**What this task involves**: Gather every line holding the string "heading".

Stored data
........
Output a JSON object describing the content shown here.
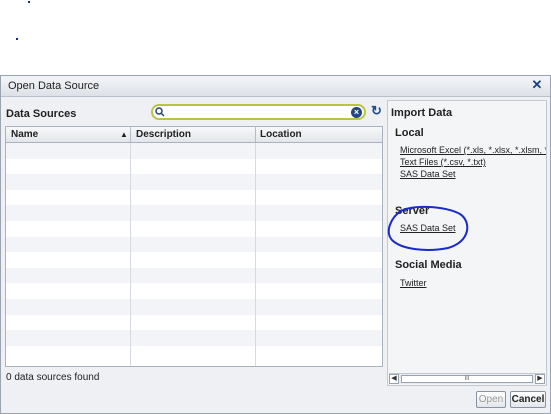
{
  "dialog": {
    "title": "Open Data Source"
  },
  "left": {
    "heading": "Data Sources",
    "search": {
      "value": "",
      "placeholder": ""
    },
    "columns": [
      "Name",
      "Description",
      "Location"
    ],
    "status": "0 data sources found"
  },
  "right": {
    "heading": "Import Data",
    "local": {
      "label": "Local",
      "items": [
        "Microsoft Excel (*.xls, *.xlsx, *.xlsm, *.xlsb",
        "Text Files (*.csv, *.txt)",
        "SAS Data Set"
      ]
    },
    "server": {
      "label": "Server",
      "items": [
        "SAS Data Set"
      ]
    },
    "social": {
      "label": "Social Media",
      "items": [
        "Twitter"
      ]
    },
    "scroll_grip": "III"
  },
  "buttons": {
    "open": "Open",
    "cancel": "Cancel"
  },
  "icons": [
    "close-icon",
    "search-icon",
    "clear-search-icon",
    "refresh-icon",
    "sort-ascending-icon"
  ],
  "colors": {
    "search_border": "#b9c444",
    "annotation": "#1a2acc"
  }
}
........
**The result**:
    "heading": "Data Sources",
    "heading": "Import Data",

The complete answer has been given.